Your instructions → Omit every image, and transcribe the remaining entries exactly as given.

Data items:
******
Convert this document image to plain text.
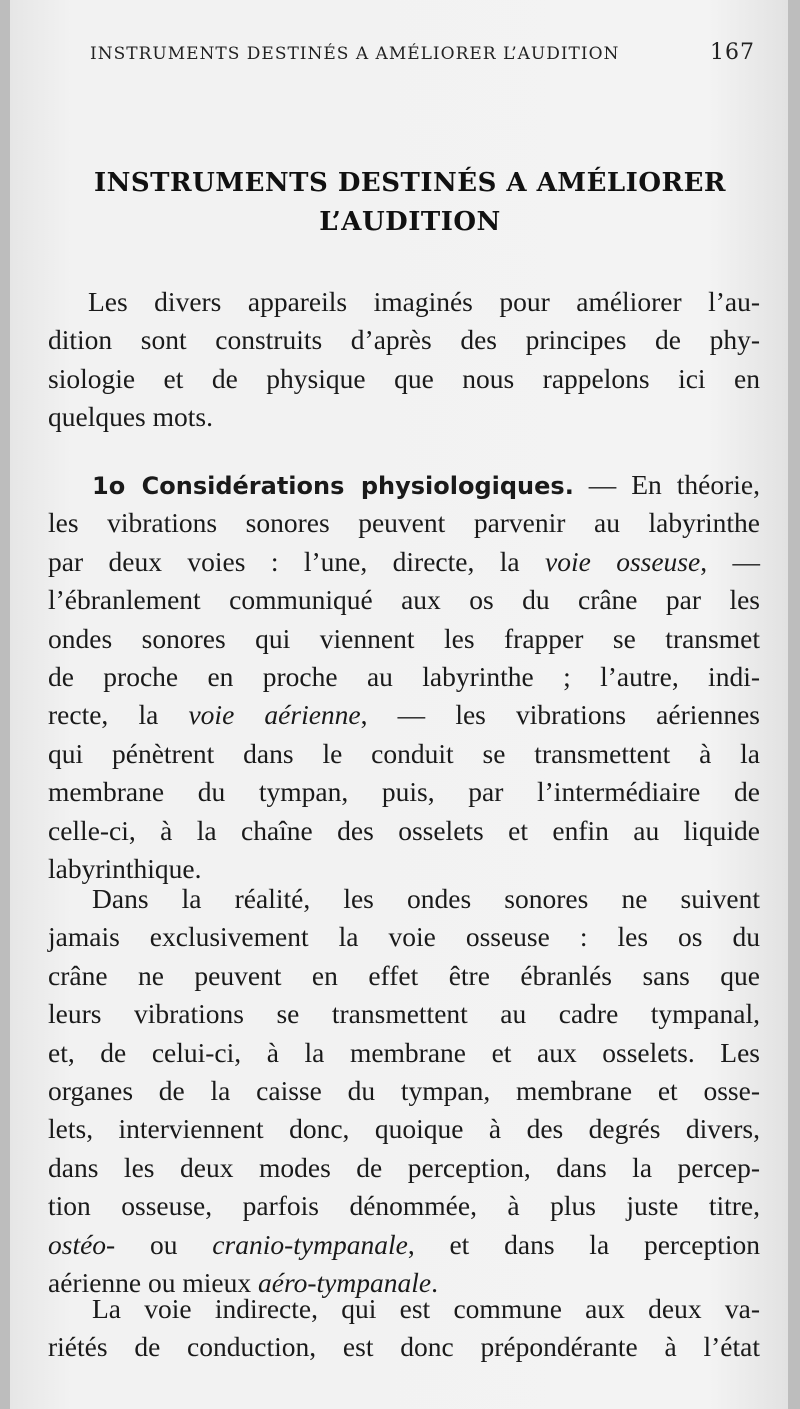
INSTRUMENTS DESTINÉS A AMÉLIORER L’AUDITION	167
INSTRUMENTS DESTINÉS A AMÉLIORER
L’AUDITION
Les divers appareils imaginés pour améliorer l’au-
dition sont construits d’après des principes de phy-
siologie et de physique que nous rappelons ici en
quelques mots.
1o Considérations physiologiques. — En théorie,
les vibrations sonores peuvent parvenir au labyrinthe
par deux voies : l’une, directe, la voie osseuse, —
l’ébranlement communiqué aux os du crâne par les
ondes sonores qui viennent les frapper se transmet
de proche en proche au labyrinthe ; l’autre, indi-
recte, la voie aérienne, — les vibrations aériennes
qui pénètrent dans le conduit se transmettent à la
membrane du tympan, puis, par l’intermédiaire de
celle-ci, à la chaîne des osselets et enfin au liquide
labyrinthique.
Dans la réalité, les ondes sonores ne suivent
jamais exclusivement la voie osseuse : les os du
crâne ne peuvent en effet être ébranlés sans que
leurs vibrations se transmettent au cadre tympanal,
et, de celui-ci, à la membrane et aux osselets. Les
organes de la caisse du tympan, membrane et osse-
lets, interviennent donc, quoique à des degrés divers,
dans les deux modes de perception, dans la percep-
tion osseuse, parfois dénommée, à plus juste titre,
ostéo- ou cranio-tympanale, et dans la perception
aérienne ou mieux aéro-tympanale.
La voie indirecte, qui est commune aux deux va-
riétés de conduction, est donc prépondérante à l’état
******
Result below →
Convert this document image to plain text.
INSTRUMENTS DESTINÉS A AMÉLIORER L’AUDITION	167
INSTRUMENTS DESTINÉS A AMÉLIORER
L’AUDITION
Les divers appareils imaginés pour améliorer l’au-
dition sont construits d’après des principes de phy-
siologie et de physique que nous rappelons ici en
quelques mots.
1o Considérations physiologiques. — En théorie,
les vibrations sonores peuvent parvenir au labyrinthe
par deux voies : l’une, directe, la voie osseuse, —
l’ébranlement communiqué aux os du crâne par les
ondes sonores qui viennent les frapper se transmet
de proche en proche au labyrinthe ; l’autre, indi-
recte, la voie aérienne, — les vibrations aériennes
qui pénètrent dans le conduit se transmettent à la
membrane du tympan, puis, par l’intermédiaire de
celle-ci, à la chaîne des osselets et enfin au liquide
labyrinthique.
Dans la réalité, les ondes sonores ne suivent
jamais exclusivement la voie osseuse : les os du
crâne ne peuvent en effet être ébranlés sans que
leurs vibrations se transmettent au cadre tympanal,
et, de celui-ci, à la membrane et aux osselets. Les
organes de la caisse du tympan, membrane et osse-
lets, interviennent donc, quoique à des degrés divers,
dans les deux modes de perception, dans la percep-
tion osseuse, parfois dénommée, à plus juste titre,
ostéo- ou cranio-tympanale, et dans la perception
aérienne ou mieux aéro-tympanale.
La voie indirecte, qui est commune aux deux va-
riétés de conduction, est donc prépondérante à l’état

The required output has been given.